:: Your instructions ::
Copy every line in which the string "death" occurs.

:: Rows ::

********************

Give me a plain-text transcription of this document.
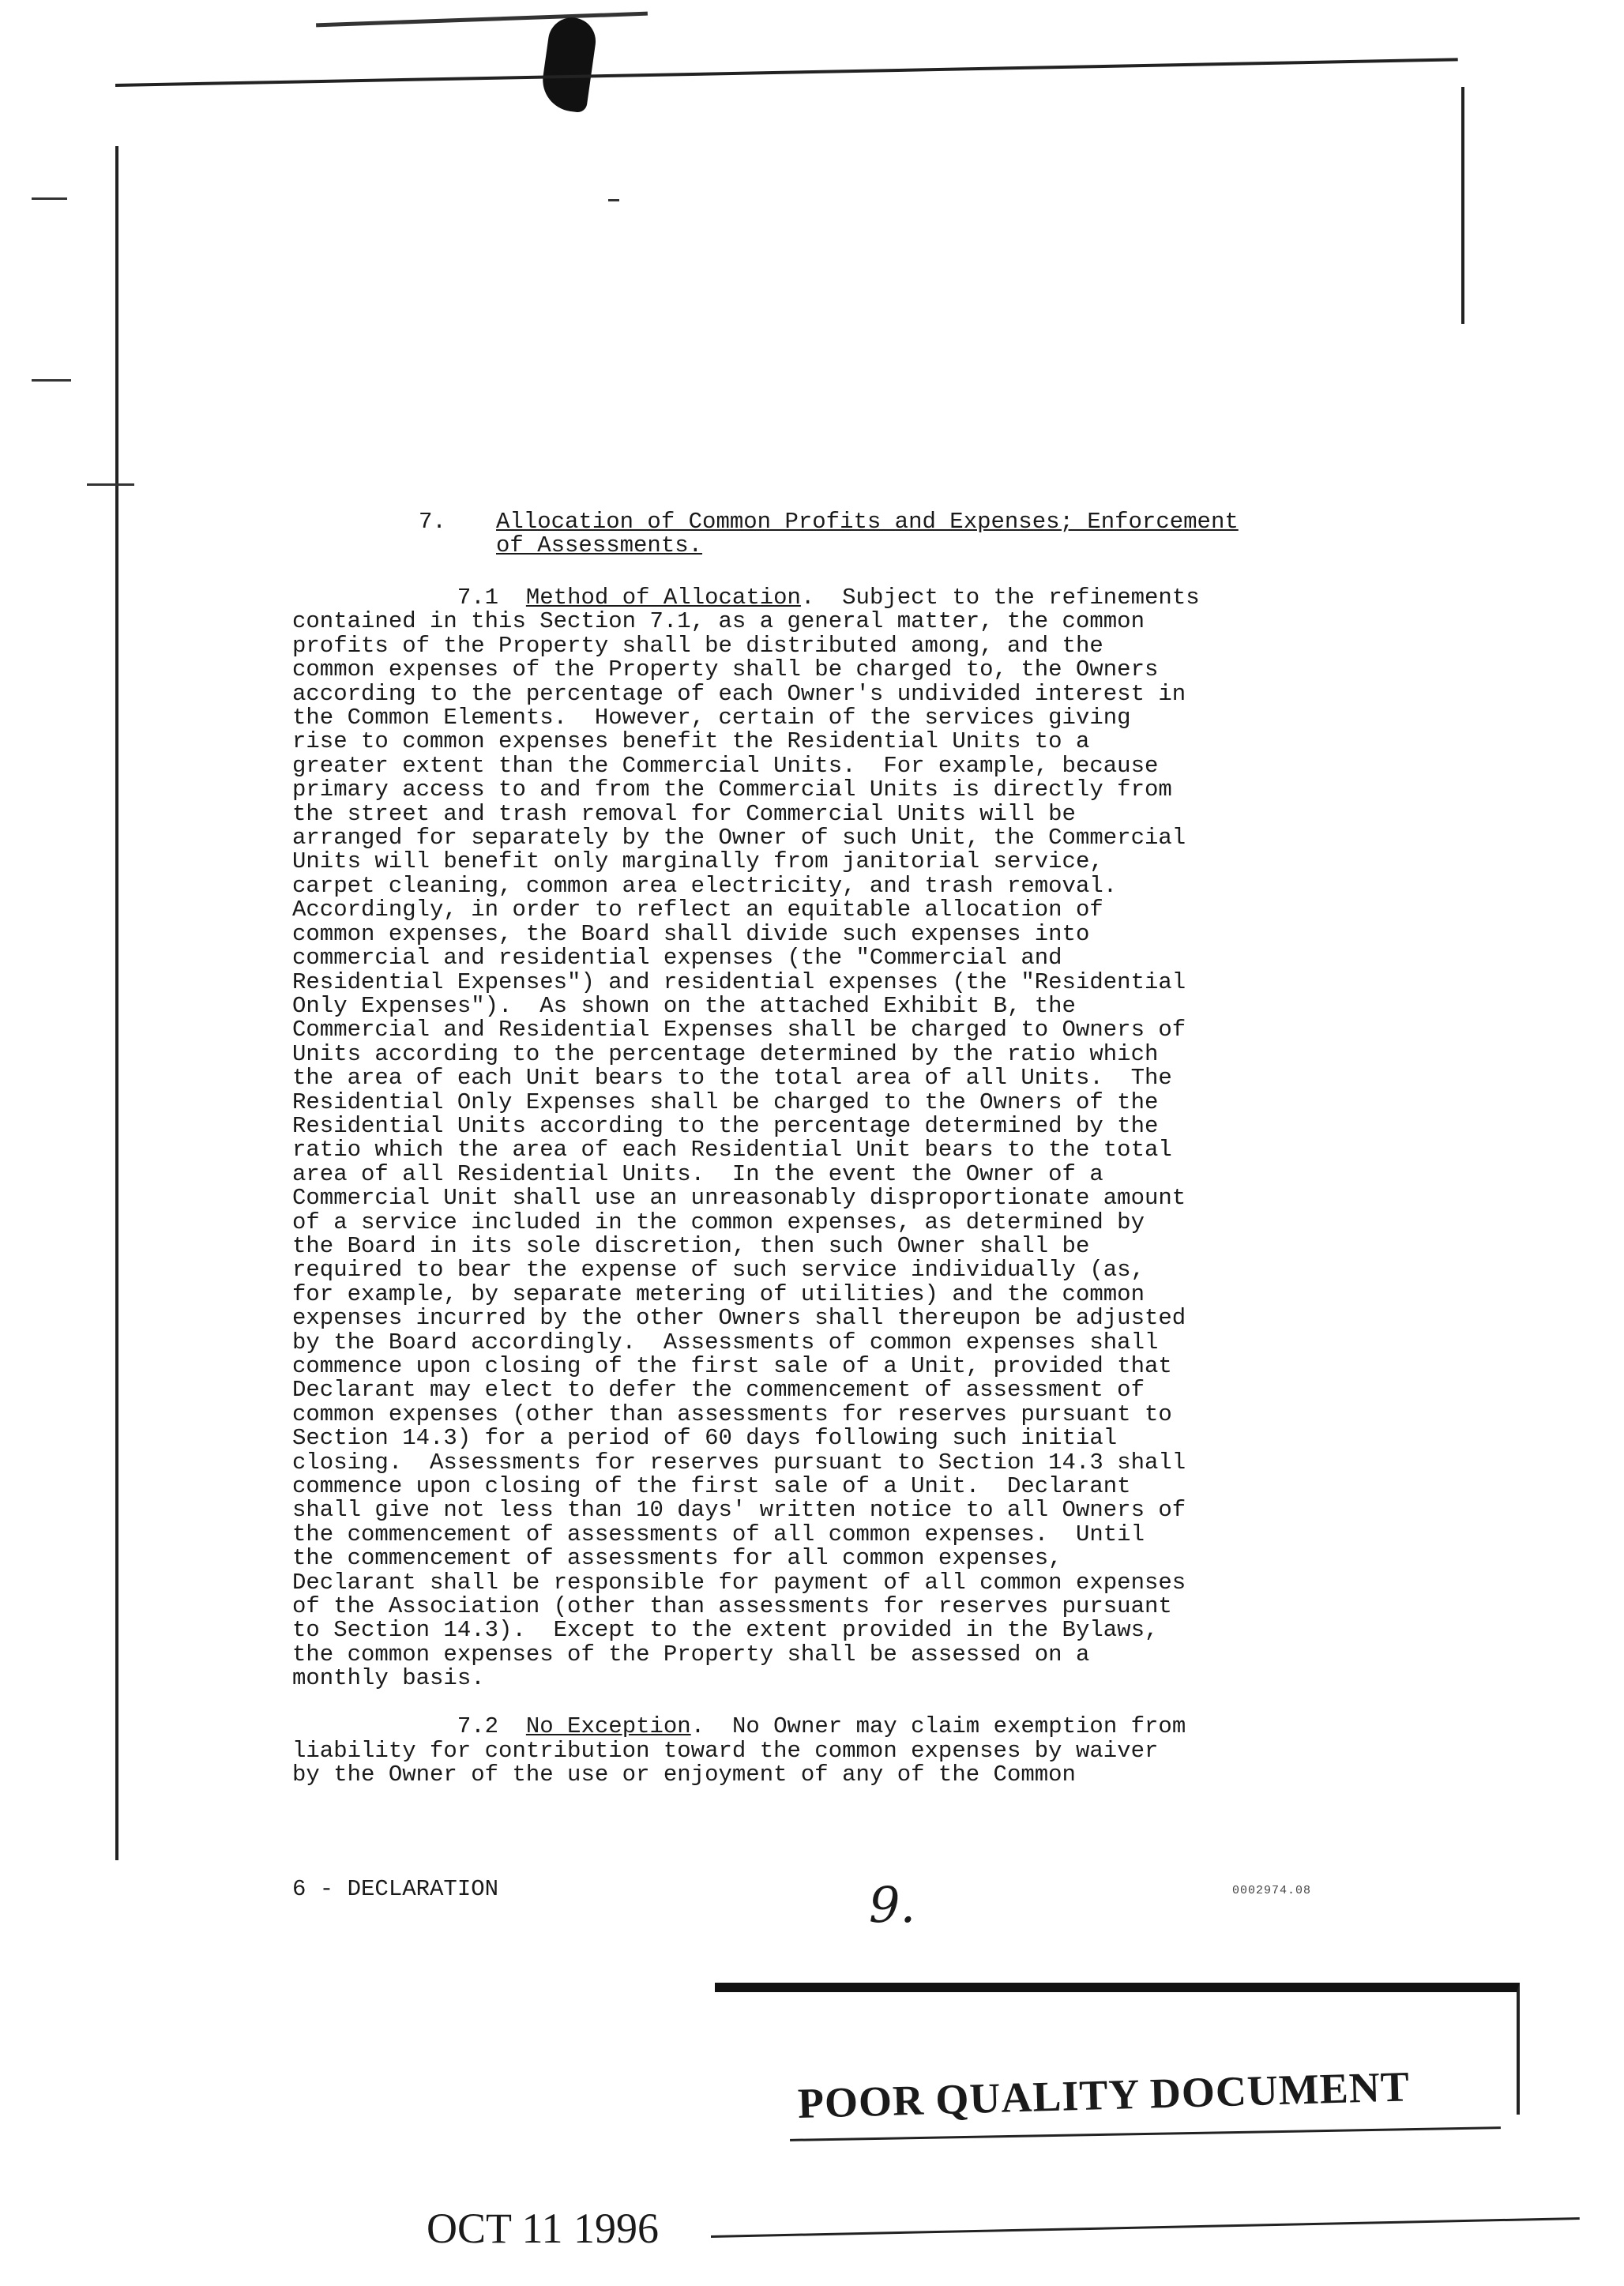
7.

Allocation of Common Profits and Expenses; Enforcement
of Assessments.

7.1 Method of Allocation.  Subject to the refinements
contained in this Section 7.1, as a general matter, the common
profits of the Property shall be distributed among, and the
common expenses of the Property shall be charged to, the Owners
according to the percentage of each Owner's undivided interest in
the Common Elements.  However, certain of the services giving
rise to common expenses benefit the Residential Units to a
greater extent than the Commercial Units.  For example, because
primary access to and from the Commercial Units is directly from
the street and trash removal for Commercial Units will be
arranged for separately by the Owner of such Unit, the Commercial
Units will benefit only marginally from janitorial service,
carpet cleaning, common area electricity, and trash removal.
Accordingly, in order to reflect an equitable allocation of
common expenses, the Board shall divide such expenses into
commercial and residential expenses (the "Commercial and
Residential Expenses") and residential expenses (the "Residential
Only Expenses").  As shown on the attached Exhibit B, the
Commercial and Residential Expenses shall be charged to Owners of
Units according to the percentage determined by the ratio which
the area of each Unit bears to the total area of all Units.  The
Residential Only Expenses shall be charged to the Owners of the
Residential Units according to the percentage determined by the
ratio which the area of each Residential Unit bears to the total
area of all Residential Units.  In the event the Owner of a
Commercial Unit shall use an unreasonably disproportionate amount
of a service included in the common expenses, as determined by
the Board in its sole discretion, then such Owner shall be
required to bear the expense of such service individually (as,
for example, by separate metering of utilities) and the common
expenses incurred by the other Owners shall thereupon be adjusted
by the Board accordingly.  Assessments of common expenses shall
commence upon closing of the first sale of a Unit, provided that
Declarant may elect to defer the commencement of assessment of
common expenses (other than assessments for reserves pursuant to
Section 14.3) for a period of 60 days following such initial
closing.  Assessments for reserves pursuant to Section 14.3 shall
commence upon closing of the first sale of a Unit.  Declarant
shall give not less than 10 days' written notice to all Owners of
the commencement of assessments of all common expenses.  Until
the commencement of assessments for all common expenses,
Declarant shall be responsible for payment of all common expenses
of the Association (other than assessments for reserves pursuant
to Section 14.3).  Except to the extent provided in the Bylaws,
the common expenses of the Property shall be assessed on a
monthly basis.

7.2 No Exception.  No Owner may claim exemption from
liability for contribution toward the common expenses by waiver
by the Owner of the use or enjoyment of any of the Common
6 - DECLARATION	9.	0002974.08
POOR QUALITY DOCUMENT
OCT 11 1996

********************

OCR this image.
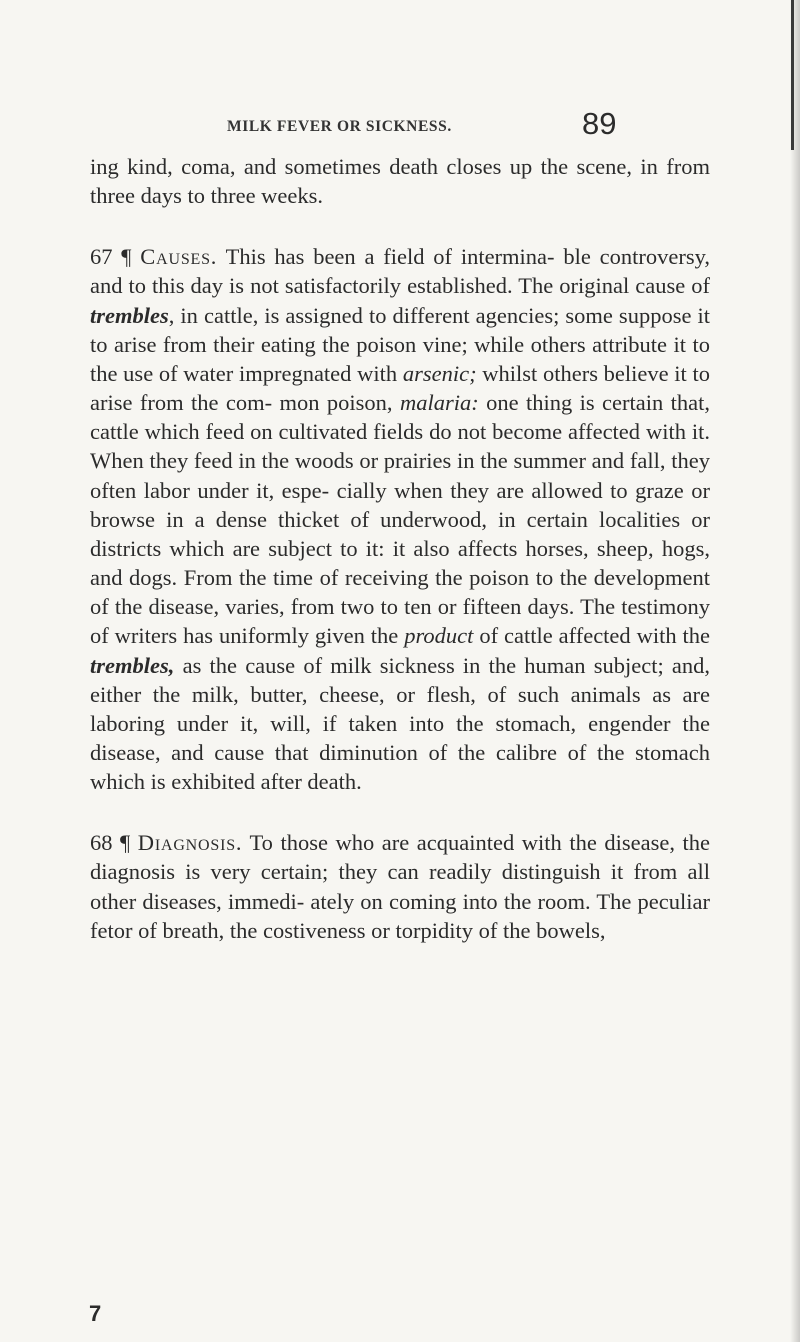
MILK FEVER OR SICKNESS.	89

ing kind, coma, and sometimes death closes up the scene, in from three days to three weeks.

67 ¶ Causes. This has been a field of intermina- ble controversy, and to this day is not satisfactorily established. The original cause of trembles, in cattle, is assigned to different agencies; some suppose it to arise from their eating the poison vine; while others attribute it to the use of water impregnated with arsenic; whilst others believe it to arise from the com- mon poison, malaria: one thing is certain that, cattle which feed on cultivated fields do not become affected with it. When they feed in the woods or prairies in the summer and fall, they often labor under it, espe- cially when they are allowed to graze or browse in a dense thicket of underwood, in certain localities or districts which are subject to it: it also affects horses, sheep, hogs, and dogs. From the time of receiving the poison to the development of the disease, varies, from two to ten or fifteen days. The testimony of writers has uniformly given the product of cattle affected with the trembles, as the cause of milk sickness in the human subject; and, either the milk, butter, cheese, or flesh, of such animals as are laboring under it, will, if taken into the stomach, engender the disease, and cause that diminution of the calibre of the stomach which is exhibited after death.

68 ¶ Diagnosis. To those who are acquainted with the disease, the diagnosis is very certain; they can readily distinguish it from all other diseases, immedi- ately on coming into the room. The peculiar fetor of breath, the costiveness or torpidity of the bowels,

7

********************

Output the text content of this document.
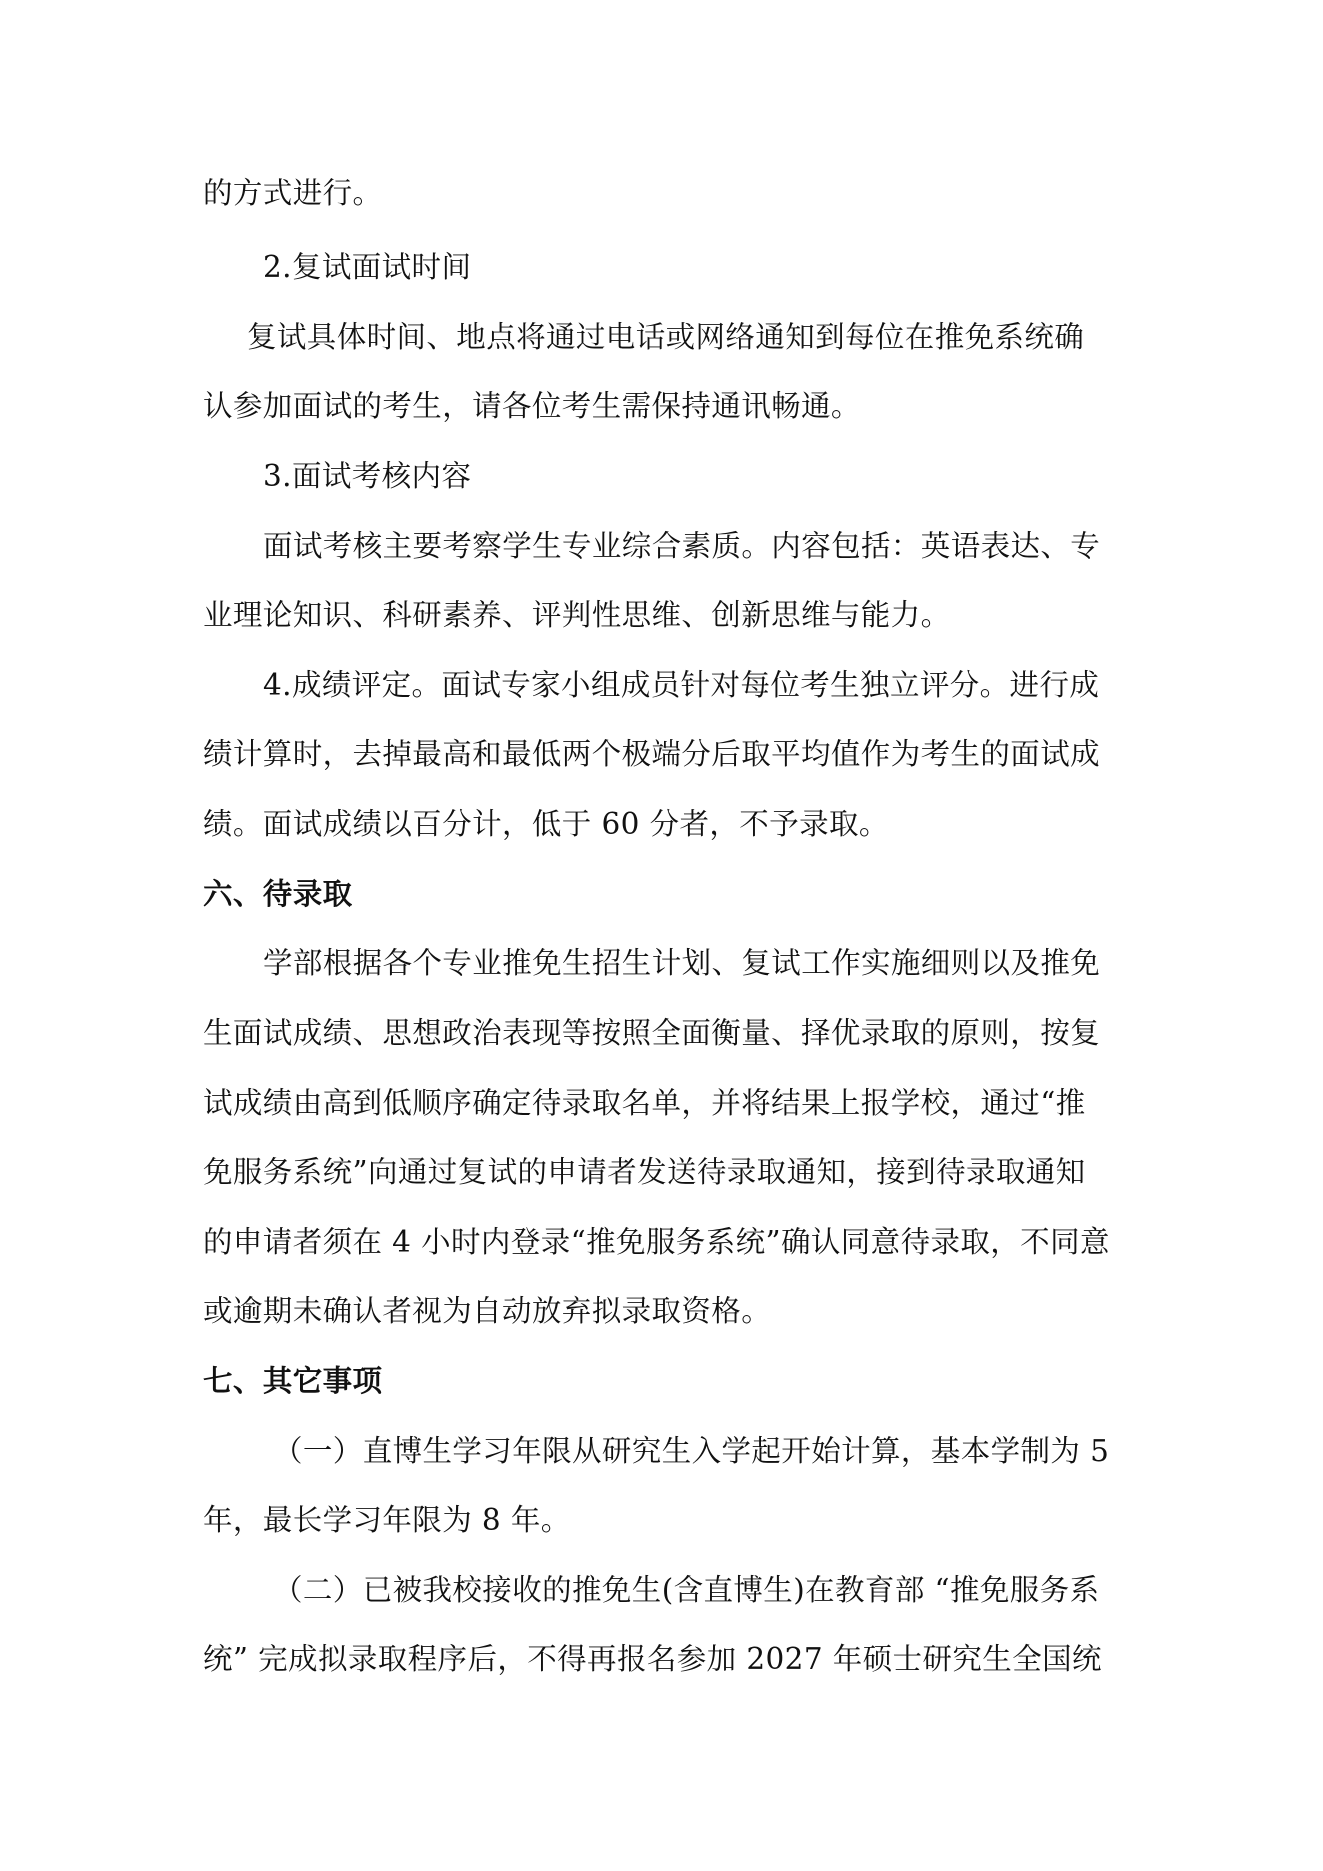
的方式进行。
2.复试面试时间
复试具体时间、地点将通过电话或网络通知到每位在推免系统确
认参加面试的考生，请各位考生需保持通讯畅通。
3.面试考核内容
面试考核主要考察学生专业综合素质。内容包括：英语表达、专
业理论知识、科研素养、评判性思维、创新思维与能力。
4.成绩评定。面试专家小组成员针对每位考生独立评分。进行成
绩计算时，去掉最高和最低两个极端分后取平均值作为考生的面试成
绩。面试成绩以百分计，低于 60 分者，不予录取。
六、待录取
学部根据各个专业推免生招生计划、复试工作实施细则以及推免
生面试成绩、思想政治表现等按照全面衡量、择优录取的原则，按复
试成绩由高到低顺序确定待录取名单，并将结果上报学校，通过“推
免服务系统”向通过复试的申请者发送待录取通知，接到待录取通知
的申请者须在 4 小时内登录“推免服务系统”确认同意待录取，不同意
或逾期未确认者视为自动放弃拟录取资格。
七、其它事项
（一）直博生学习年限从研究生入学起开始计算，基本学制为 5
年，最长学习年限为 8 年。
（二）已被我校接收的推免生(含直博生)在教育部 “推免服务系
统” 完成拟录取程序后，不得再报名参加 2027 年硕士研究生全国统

********************

:: Complete response ::
ing kind, coma, and sometimes death closes up the scene, in from three days to three weeks.
67 ¶ Causes. This has been a field of intermina- ble controversy, and to this day is not satisfactorily established. The original cause of trembles, in cattle, is assigned to different agencies; some suppose it to arise from their eating the poison vine; while others attribute it to the use of water impregnated with arsenic; whilst others believe it to arise from the com- mon poison, malaria: one thing is certain that, cattle which feed on cultivated fields do not become affected with it. When they feed in the woods or prairies in the summer and fall, they often labor under it, espe- cially when they are allowed to graze or browse in a dense thicket of underwood, in certain localities or districts which are subject to it: it also affects horses, sheep, hogs, and dogs. From the time of receiving the poison to the development of the disease, varies, from two to ten or fifteen days. The testimony of writers has uniformly given the product of cattle affected with the trembles, as the cause of milk sickness in the human subject; and, either the milk, butter, cheese, or flesh, of such animals as are laboring under it, will, if taken into the stomach, engender the disease, and cause that diminution of the calibre of the stomach which is exhibited after death.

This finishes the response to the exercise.